◆ Task objective:
Filter the data below for the string "name" and copy each matching line.

Data entries for graphics
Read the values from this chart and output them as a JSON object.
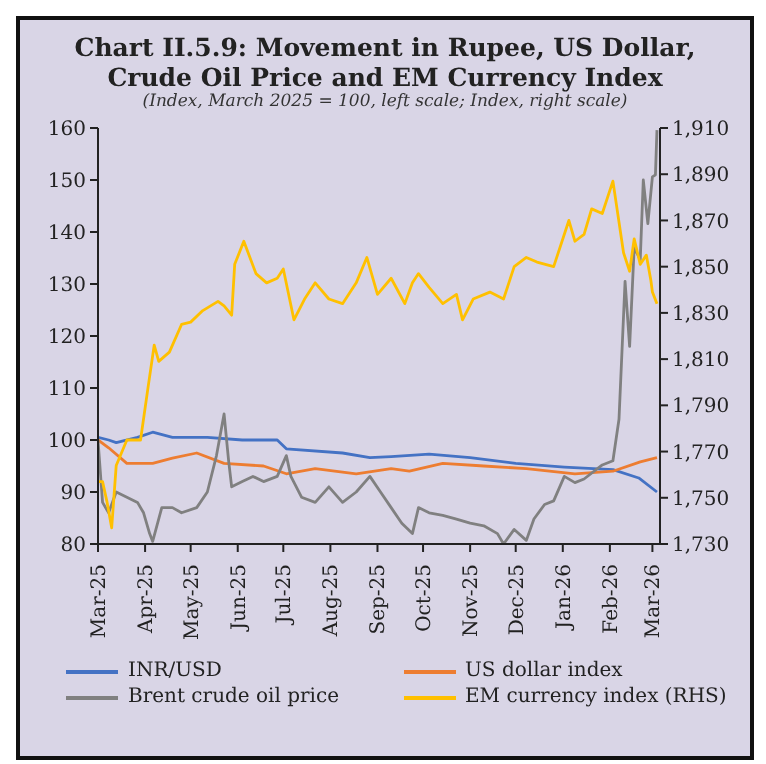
{
  "chart_data": {
    "type": "line",
    "title": "Chart II.5.9: Movement in Rupee, US Dollar, Crude Oil Price and EM Currency Index",
    "subtitle": "(Index, March 2025 = 100, left scale; Index, right scale)",
    "xlim": [
      "2025-03-01",
      "2026-03-06"
    ],
    "xticks": [
      {
        "value": "2025-03-01",
        "label": "Mar-25"
      },
      {
        "value": "2025-04-01",
        "label": "Apr-25"
      },
      {
        "value": "2025-05-01",
        "label": "May-25"
      },
      {
        "value": "2025-06-01",
        "label": "Jun-25"
      },
      {
        "value": "2025-07-01",
        "label": "Jul-25"
      },
      {
        "value": "2025-08-01",
        "label": "Aug-25"
      },
      {
        "value": "2025-09-01",
        "label": "Sep-25"
      },
      {
        "value": "2025-10-01",
        "label": "Oct-25"
      },
      {
        "value": "2025-11-01",
        "label": "Nov-25"
      },
      {
        "value": "2025-12-01",
        "label": "Dec-25"
      },
      {
        "value": "2026-01-01",
        "label": "Jan-26"
      },
      {
        "value": "2026-02-01",
        "label": "Feb-26"
      },
      {
        "value": "2026-03-01",
        "label": "Mar-26"
      }
    ],
    "ylim": [
      80,
      160
    ],
    "yticks": [
      80,
      90,
      100,
      110,
      120,
      130,
      140,
      150,
      160
    ],
    "y2lim": [
      1730,
      1910
    ],
    "y2ticks": [
      {
        "value": 1730,
        "label": "1,730"
      },
      {
        "value": 1750,
        "label": "1,750"
      },
      {
        "value": 1770,
        "label": "1,770"
      },
      {
        "value": 1790,
        "label": "1,790"
      },
      {
        "value": 1810,
        "label": "1,810"
      },
      {
        "value": 1830,
        "label": "1,830"
      },
      {
        "value": 1850,
        "label": "1,850"
      },
      {
        "value": 1870,
        "label": "1,870"
      },
      {
        "value": 1890,
        "label": "1,890"
      },
      {
        "value": 1910,
        "label": "1,910"
      }
    ],
    "legend": "bottom",
    "marker": "none",
    "line_style": "solid",
    "series": [
      {
        "name": "INR/USD",
        "color": "#4472c4",
        "x": [
          "2025-03-01",
          "2025-03-08",
          "2025-03-13",
          "2025-03-27",
          "2025-04-06",
          "2025-04-19",
          "2025-05-12",
          "2025-06-04",
          "2025-06-27",
          "2025-07-03",
          "2025-08-09",
          "2025-08-27",
          "2025-09-10",
          "2025-10-05",
          "2025-11-01",
          "2025-12-01",
          "2026-01-02",
          "2026-02-03",
          "2026-02-20",
          "2026-03-04"
        ],
        "values": [
          100.5,
          100,
          99.5,
          100.5,
          101.5,
          100.5,
          100.5,
          100,
          100,
          98.3,
          97.5,
          96.6,
          96.8,
          97.3,
          96.6,
          95.5,
          94.8,
          94.3,
          92.7,
          90
        ]
      },
      {
        "name": "US dollar index",
        "color": "#ed7d31",
        "x": [
          "2025-03-01",
          "2025-03-08",
          "2025-03-20",
          "2025-04-06",
          "2025-04-19",
          "2025-05-05",
          "2025-05-23",
          "2025-06-18",
          "2025-07-03",
          "2025-07-22",
          "2025-08-18",
          "2025-09-10",
          "2025-09-22",
          "2025-10-14",
          "2025-11-10",
          "2025-12-08",
          "2026-01-09",
          "2026-02-03",
          "2026-02-21",
          "2026-03-04"
        ],
        "values": [
          100,
          98.5,
          95.5,
          95.5,
          96.5,
          97.5,
          95.5,
          95,
          93.5,
          94.5,
          93.5,
          94.5,
          94,
          95.5,
          95,
          94.5,
          93.5,
          94,
          95.8,
          96.6
        ]
      },
      {
        "name": "Brent crude oil price",
        "color": "#808080",
        "x": [
          "2025-03-01",
          "2025-03-04",
          "2025-03-08",
          "2025-03-13",
          "2025-03-20",
          "2025-03-27",
          "2025-03-31",
          "2025-04-04",
          "2025-04-06",
          "2025-04-12",
          "2025-04-19",
          "2025-04-25",
          "2025-05-05",
          "2025-05-12",
          "2025-05-18",
          "2025-05-23",
          "2025-05-26",
          "2025-05-28",
          "2025-06-04",
          "2025-06-11",
          "2025-06-18",
          "2025-06-27",
          "2025-07-03",
          "2025-07-06",
          "2025-07-13",
          "2025-07-22",
          "2025-07-31",
          "2025-08-09",
          "2025-08-18",
          "2025-08-27",
          "2025-09-03",
          "2025-09-10",
          "2025-09-17",
          "2025-09-24",
          "2025-09-28",
          "2025-10-05",
          "2025-10-14",
          "2025-10-23",
          "2025-11-01",
          "2025-11-10",
          "2025-11-19",
          "2025-11-23",
          "2025-11-30",
          "2025-12-08",
          "2025-12-13",
          "2025-12-20",
          "2025-12-26",
          "2026-01-02",
          "2026-01-09",
          "2026-01-15",
          "2026-01-27",
          "2026-02-03",
          "2026-02-07",
          "2026-02-11",
          "2026-02-14",
          "2026-02-17",
          "2026-02-21",
          "2026-02-23",
          "2026-02-26",
          "2026-03-01",
          "2026-03-03",
          "2026-03-04"
        ],
        "values": [
          100,
          88,
          86,
          90,
          89,
          88,
          86,
          82,
          80.5,
          87,
          87,
          86,
          87,
          90,
          97,
          105,
          96,
          91,
          92,
          93,
          92,
          93,
          97,
          93,
          89,
          88,
          91,
          88,
          90,
          93,
          90,
          87,
          84,
          82,
          87,
          86,
          85.5,
          84.8,
          84,
          83.5,
          82,
          80,
          82.8,
          80.7,
          84.8,
          87.6,
          88.3,
          93,
          91.8,
          92.5,
          95.2,
          96,
          104,
          130.5,
          118,
          137,
          134.7,
          150,
          141.6,
          150.6,
          151,
          159.6
        ]
      },
      {
        "name": "EM currency index (RHS)",
        "color": "#ffc000",
        "axis": "y2",
        "x": [
          "2025-03-01",
          "2025-03-04",
          "2025-03-07",
          "2025-03-10",
          "2025-03-13",
          "2025-03-20",
          "2025-03-29",
          "2025-04-03",
          "2025-04-07",
          "2025-04-10",
          "2025-04-17",
          "2025-04-25",
          "2025-05-01",
          "2025-05-09",
          "2025-05-19",
          "2025-05-23",
          "2025-05-28",
          "2025-05-30",
          "2025-06-05",
          "2025-06-13",
          "2025-06-20",
          "2025-06-27",
          "2025-07-01",
          "2025-07-08",
          "2025-07-15",
          "2025-07-22",
          "2025-07-31",
          "2025-08-09",
          "2025-08-18",
          "2025-08-25",
          "2025-09-01",
          "2025-09-10",
          "2025-09-19",
          "2025-09-24",
          "2025-09-28",
          "2025-10-05",
          "2025-10-14",
          "2025-10-23",
          "2025-10-27",
          "2025-11-03",
          "2025-11-14",
          "2025-11-23",
          "2025-11-30",
          "2025-12-08",
          "2025-12-15",
          "2025-12-26",
          "2026-01-05",
          "2026-01-09",
          "2026-01-15",
          "2026-01-20",
          "2026-01-27",
          "2026-02-03",
          "2026-02-10",
          "2026-02-14",
          "2026-02-17",
          "2026-02-21",
          "2026-02-25",
          "2026-02-28",
          "2026-03-01",
          "2026-03-04"
        ],
        "values": [
          1757,
          1757,
          1748,
          1737,
          1764,
          1775,
          1775,
          1798,
          1816,
          1809,
          1813,
          1825,
          1826,
          1831,
          1835,
          1833,
          1829,
          1851,
          1861,
          1847,
          1843,
          1845,
          1849,
          1827,
          1836,
          1843,
          1836,
          1834,
          1843,
          1854,
          1838,
          1845,
          1834,
          1843,
          1847,
          1841,
          1834,
          1838,
          1827,
          1836,
          1839,
          1836,
          1850,
          1854,
          1852,
          1850,
          1870,
          1861,
          1864,
          1875,
          1873,
          1887,
          1856,
          1848,
          1862,
          1851,
          1855,
          1844,
          1839,
          1834
        ]
      }
    ]
  }
}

◆ Correct response:
        "name": "INR/USD",
        "name": "US dollar index",
        "name": "Brent crude oil price",
        "name": "EM currency index (RHS)",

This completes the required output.